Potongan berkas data
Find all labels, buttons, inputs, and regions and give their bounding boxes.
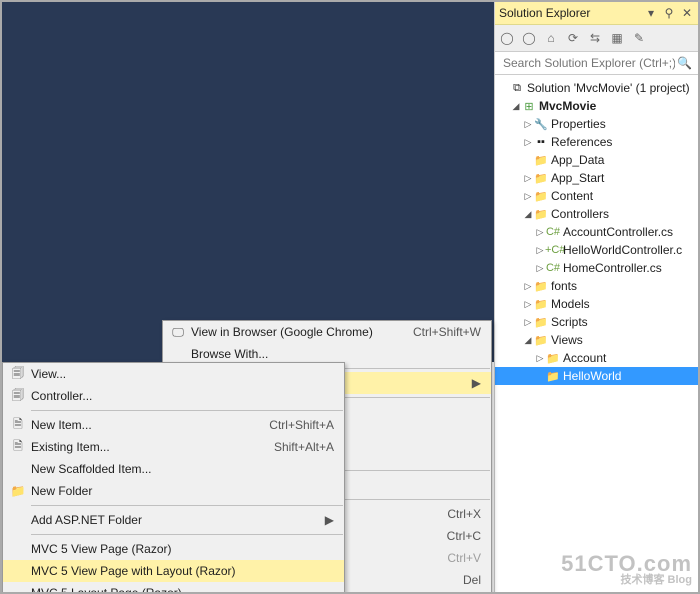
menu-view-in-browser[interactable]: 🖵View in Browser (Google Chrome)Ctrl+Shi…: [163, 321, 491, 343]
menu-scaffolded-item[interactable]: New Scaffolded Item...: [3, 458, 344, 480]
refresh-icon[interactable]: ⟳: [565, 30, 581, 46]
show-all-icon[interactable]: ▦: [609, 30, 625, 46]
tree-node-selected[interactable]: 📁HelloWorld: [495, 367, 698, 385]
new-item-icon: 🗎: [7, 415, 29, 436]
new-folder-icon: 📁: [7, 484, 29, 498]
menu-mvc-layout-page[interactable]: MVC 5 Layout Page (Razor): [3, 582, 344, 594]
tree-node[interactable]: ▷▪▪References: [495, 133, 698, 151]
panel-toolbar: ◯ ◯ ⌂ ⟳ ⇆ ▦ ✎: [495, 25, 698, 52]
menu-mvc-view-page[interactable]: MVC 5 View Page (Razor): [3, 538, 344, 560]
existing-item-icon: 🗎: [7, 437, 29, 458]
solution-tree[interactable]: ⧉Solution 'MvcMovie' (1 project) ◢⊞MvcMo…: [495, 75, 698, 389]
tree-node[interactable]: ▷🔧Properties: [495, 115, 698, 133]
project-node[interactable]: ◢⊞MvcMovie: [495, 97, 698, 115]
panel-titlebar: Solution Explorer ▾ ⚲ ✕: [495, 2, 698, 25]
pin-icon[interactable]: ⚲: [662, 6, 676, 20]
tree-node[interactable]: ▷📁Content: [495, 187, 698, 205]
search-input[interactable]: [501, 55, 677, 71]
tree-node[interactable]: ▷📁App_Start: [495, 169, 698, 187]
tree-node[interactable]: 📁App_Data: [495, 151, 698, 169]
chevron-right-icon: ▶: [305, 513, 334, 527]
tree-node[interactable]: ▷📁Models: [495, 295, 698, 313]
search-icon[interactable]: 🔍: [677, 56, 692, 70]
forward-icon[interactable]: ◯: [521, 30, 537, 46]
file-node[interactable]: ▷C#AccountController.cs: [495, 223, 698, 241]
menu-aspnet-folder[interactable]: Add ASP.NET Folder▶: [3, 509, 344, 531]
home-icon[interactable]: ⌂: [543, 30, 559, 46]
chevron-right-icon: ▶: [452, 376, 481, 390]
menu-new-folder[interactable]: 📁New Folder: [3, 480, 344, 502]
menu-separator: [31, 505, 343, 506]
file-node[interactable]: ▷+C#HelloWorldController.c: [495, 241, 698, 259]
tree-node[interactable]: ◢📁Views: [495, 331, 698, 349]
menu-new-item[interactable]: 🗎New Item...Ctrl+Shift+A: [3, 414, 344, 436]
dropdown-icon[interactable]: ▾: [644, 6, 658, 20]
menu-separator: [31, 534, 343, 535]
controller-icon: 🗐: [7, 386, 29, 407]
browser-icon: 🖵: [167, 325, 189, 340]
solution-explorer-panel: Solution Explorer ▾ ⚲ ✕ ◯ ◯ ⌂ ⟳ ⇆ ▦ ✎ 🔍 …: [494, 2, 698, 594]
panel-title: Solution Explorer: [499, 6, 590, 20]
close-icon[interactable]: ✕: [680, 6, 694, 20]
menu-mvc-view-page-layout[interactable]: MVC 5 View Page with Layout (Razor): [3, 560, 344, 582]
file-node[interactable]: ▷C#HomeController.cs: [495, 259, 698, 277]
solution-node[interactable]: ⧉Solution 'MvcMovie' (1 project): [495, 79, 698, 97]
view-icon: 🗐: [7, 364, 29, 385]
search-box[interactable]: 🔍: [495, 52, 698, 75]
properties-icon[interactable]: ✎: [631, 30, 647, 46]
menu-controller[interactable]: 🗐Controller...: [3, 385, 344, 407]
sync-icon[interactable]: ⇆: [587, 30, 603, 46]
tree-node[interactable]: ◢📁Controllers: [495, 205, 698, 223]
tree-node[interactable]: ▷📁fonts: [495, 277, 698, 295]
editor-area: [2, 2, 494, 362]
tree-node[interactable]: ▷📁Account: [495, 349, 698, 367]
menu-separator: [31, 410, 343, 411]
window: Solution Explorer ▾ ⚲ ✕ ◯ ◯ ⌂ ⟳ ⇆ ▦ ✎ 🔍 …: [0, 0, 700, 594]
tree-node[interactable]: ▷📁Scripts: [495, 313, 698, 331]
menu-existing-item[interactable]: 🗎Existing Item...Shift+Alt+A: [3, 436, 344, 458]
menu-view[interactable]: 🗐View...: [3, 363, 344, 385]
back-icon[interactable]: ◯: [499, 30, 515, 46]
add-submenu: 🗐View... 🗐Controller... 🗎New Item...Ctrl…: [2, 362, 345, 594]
==
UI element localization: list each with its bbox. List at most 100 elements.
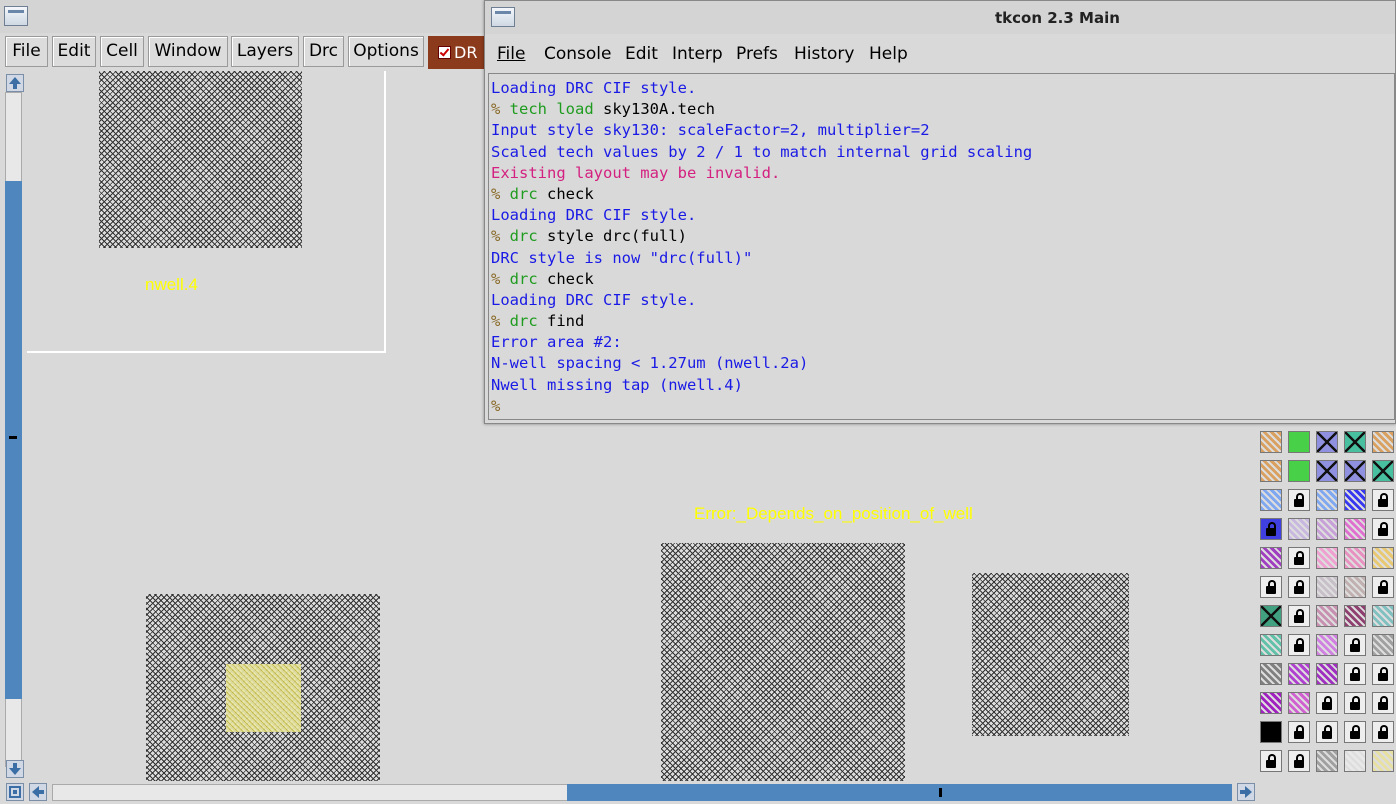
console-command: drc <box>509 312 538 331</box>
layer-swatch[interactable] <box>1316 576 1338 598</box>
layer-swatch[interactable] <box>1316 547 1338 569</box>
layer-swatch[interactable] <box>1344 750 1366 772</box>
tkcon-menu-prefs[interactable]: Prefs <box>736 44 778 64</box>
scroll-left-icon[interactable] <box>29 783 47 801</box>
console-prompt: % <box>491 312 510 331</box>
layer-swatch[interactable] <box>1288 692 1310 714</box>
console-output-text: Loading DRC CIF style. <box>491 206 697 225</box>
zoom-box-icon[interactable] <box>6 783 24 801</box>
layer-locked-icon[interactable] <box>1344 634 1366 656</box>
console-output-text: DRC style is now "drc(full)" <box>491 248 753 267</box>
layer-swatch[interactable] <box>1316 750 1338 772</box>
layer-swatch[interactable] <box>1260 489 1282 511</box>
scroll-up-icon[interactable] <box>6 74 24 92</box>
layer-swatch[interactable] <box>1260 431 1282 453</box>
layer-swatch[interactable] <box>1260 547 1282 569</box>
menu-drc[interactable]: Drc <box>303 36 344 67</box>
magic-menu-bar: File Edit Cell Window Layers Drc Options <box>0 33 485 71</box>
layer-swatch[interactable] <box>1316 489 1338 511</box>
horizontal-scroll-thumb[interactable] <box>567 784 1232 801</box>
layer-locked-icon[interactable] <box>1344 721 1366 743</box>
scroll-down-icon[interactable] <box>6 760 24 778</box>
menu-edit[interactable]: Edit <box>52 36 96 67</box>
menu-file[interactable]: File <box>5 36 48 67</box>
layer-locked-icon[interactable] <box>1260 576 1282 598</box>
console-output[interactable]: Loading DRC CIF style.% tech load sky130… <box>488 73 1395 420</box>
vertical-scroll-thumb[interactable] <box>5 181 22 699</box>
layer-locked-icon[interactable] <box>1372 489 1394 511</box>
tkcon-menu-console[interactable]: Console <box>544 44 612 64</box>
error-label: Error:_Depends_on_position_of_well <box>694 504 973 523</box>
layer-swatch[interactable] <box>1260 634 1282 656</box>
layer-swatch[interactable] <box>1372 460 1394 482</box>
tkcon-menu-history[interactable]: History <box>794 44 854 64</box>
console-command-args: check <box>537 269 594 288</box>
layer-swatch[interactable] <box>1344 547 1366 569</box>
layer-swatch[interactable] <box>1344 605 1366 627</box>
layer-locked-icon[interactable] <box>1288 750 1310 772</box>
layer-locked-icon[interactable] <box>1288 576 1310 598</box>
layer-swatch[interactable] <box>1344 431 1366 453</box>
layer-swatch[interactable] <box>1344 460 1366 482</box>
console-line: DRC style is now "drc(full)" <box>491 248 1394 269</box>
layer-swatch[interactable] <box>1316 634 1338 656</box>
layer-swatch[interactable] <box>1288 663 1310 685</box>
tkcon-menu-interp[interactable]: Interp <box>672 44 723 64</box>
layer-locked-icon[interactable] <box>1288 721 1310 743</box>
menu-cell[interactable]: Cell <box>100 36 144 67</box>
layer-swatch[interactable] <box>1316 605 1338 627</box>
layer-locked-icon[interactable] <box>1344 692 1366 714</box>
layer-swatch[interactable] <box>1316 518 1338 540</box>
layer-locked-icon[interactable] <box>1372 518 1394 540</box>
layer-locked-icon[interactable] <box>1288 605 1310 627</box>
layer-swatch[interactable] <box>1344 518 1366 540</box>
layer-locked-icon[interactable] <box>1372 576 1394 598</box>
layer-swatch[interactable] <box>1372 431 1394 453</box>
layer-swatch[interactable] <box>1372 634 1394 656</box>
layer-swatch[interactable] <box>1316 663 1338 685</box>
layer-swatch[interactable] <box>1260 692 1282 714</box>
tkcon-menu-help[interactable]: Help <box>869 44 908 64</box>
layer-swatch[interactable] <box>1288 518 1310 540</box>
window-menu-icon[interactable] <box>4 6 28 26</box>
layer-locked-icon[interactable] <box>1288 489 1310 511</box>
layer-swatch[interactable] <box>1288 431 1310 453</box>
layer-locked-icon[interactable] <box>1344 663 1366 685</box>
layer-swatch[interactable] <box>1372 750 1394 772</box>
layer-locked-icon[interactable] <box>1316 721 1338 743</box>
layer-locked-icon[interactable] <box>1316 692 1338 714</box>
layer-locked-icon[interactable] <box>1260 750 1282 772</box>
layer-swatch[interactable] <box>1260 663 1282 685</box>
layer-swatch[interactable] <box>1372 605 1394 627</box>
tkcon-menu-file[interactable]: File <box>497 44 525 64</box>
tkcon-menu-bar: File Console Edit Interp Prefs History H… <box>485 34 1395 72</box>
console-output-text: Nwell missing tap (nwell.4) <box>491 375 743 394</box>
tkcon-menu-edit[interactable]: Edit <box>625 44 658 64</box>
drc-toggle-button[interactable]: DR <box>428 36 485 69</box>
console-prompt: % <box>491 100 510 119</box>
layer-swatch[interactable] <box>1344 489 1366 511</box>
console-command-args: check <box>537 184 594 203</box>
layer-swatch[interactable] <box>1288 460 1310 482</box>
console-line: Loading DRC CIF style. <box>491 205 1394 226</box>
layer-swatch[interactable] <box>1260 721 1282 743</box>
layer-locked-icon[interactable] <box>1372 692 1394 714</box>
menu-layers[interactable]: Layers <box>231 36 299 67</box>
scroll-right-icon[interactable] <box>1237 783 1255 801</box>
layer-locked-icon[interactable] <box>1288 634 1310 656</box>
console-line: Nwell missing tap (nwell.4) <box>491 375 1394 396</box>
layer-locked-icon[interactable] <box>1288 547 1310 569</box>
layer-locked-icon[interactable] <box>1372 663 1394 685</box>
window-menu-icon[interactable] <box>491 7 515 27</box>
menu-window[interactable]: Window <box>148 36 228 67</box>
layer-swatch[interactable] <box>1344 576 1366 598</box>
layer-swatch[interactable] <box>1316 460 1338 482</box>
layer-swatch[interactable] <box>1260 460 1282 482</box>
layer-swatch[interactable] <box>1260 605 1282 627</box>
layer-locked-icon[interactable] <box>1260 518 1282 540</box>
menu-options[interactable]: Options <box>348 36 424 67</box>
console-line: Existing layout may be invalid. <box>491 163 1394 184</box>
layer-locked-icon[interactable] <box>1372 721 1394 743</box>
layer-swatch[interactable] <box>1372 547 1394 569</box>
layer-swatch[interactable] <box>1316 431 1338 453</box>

*TUGAS:*
Ambil baris-baris daftar di atas, mulai dari baris yang memuat "menu-view-in-browser[interactable]: 🖵View in" hingga baris yang memuat "search-icon[interactable]: 🔍: [677, 56, 692, 70]", termasuk kedua baris itu. Tuliskan ulang tanpa mengubah apa pun.

*PENYELESAIAN:*
menu-view-in-browser[interactable]: 🖵View in Browser (Google Chrome)Ctrl+Shi…: [163, 321, 491, 343]
menu-scaffolded-item[interactable]: New Scaffolded Item...: [3, 458, 344, 480]
refresh-icon[interactable]: ⟳: [565, 30, 581, 46]
show-all-icon[interactable]: ▦: [609, 30, 625, 46]
tree-node-selected[interactable]: 📁HelloWorld: [495, 367, 698, 385]
new-item-icon: 🗎: [7, 415, 29, 436]
new-folder-icon: 📁: [7, 484, 29, 498]
menu-mvc-layout-page[interactable]: MVC 5 Layout Page (Razor): [3, 582, 344, 594]
tree-node[interactable]: ▷▪▪References: [495, 133, 698, 151]
panel-toolbar: ◯ ◯ ⌂ ⟳ ⇆ ▦ ✎: [495, 25, 698, 52]
menu-mvc-view-page[interactable]: MVC 5 View Page (Razor): [3, 538, 344, 560]
existing-item-icon: 🗎: [7, 437, 29, 458]
solution-tree[interactable]: ⧉Solution 'MvcMovie' (1 project) ◢⊞MvcMo…: [495, 75, 698, 389]
tree-node[interactable]: ▷🔧Properties: [495, 115, 698, 133]
project-node[interactable]: ◢⊞MvcMovie: [495, 97, 698, 115]
panel-titlebar: Solution Explorer ▾ ⚲ ✕: [495, 2, 698, 25]
pin-icon[interactable]: ⚲: [662, 6, 676, 20]
tree-node[interactable]: ▷📁Content: [495, 187, 698, 205]
search-input[interactable]: [501, 55, 677, 71]
tree-node[interactable]: ▷📁App_Start: [495, 169, 698, 187]
tree-node[interactable]: 📁App_Data: [495, 151, 698, 169]
chevron-right-icon: ▶: [305, 513, 334, 527]
tree-node[interactable]: ▷📁Models: [495, 295, 698, 313]
search-icon[interactable]: 🔍: [677, 56, 692, 70]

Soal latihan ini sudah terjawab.